◆ Exercise ◆
Write out each line that follows exactly as it stands, without the pictures.

########

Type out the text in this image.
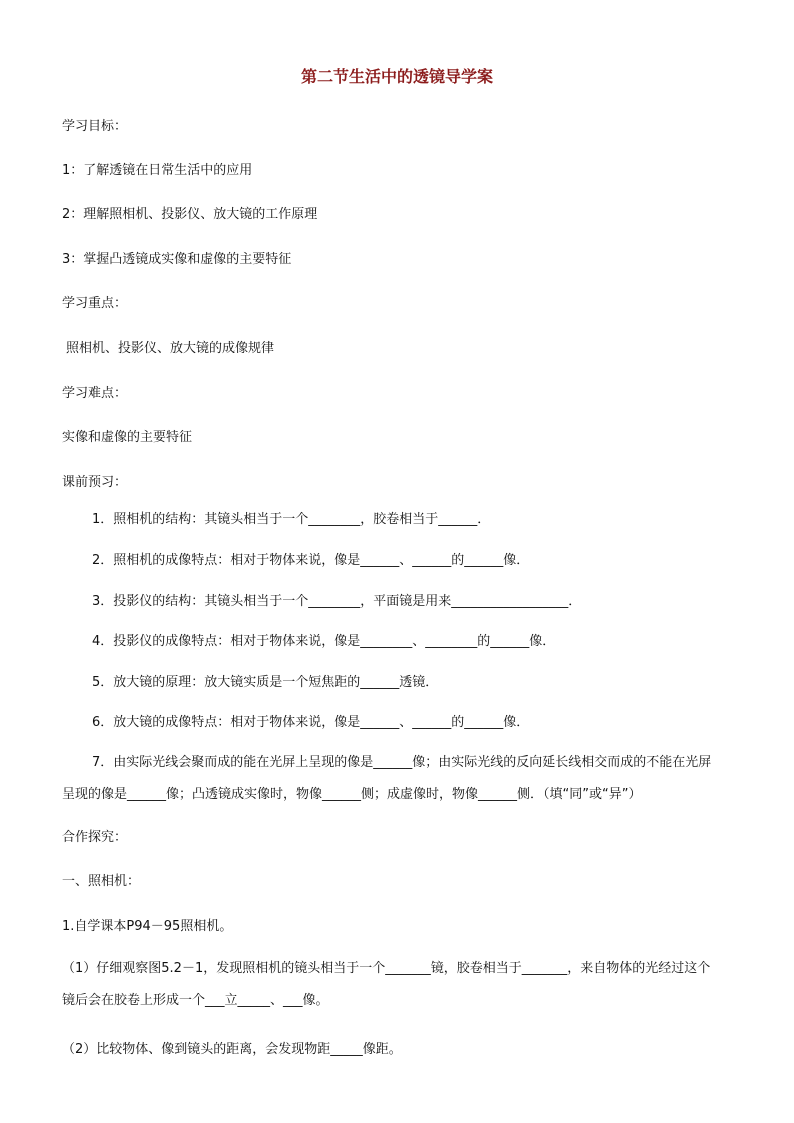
第二节生活中的透镜导学案
学习目标：
1：了解透镜在日常生活中的应用
2：理解照相机、投影仪、放大镜的工作原理
3：掌握凸透镜成实像和虚像的主要特征
学习重点：
照相机、投影仪、放大镜的成像规律
学习难点：
实像和虚像的主要特征
课前预习：
1．照相机的结构：其镜头相当于一个________，胶卷相当于______．
2．照相机的成像特点：相对于物体来说，像是______、______的______像．
3．投影仪的结构：其镜头相当于一个________，平面镜是用来__________________．
4．投影仪的成像特点：相对于物体来说，像是________、________的______像．
5．放大镜的原理：放大镜实质是一个短焦距的______透镜．
6．放大镜的成像特点：相对于物体来说，像是______、______的______像．
7．由实际光线会聚而成的能在光屏上呈现的像是______像；由实际光线的反向延长线相交而成的不能在光屏呈现的像是______像；凸透镜成实像时，物像______侧；成虚像时，物像______侧．（填“同”或“异”）
合作探究：
一、照相机：
1.自学课本P94－95照相机。
（1）仔细观察图5.2－1，发现照相机的镜头相当于一个_______镜，胶卷相当于_______，来自物体的光经过这个镜后会在胶卷上形成一个___立_____、___像。
（2）比较物体、像到镜头的距离，会发现物距_____像距。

########

◆ Exercise answer ◆
Type out the text in this image.
第二节生活中的透镜导学案
学习目标：
1：了解透镜在日常生活中的应用
2：理解照相机、投影仪、放大镜的工作原理
3：掌握凸透镜成实像和虚像的主要特征
学习重点：
照相机、投影仪、放大镜的成像规律
学习难点：
实像和虚像的主要特征
课前预习：
1．照相机的结构：其镜头相当于一个________，胶卷相当于______．
2．照相机的成像特点：相对于物体来说，像是______、______的______像．
3．投影仪的结构：其镜头相当于一个________，平面镜是用来__________________．
4．投影仪的成像特点：相对于物体来说，像是________、________的______像．
5．放大镜的原理：放大镜实质是一个短焦距的______透镜．
6．放大镜的成像特点：相对于物体来说，像是______、______的______像．
7．由实际光线会聚而成的能在光屏上呈现的像是______像；由实际光线的反向延长线相交而成的不能在光屏呈现的像是______像；凸透镜成实像时，物像______侧；成虚像时，物像______侧．（填“同”或“异”）
合作探究：
一、照相机：
1.自学课本P94－95照相机。
（1）仔细观察图5.2－1，发现照相机的镜头相当于一个_______镜，胶卷相当于_______，来自物体的光经过这个镜后会在胶卷上形成一个___立_____、___像。
（2）比较物体、像到镜头的距离，会发现物距_____像距。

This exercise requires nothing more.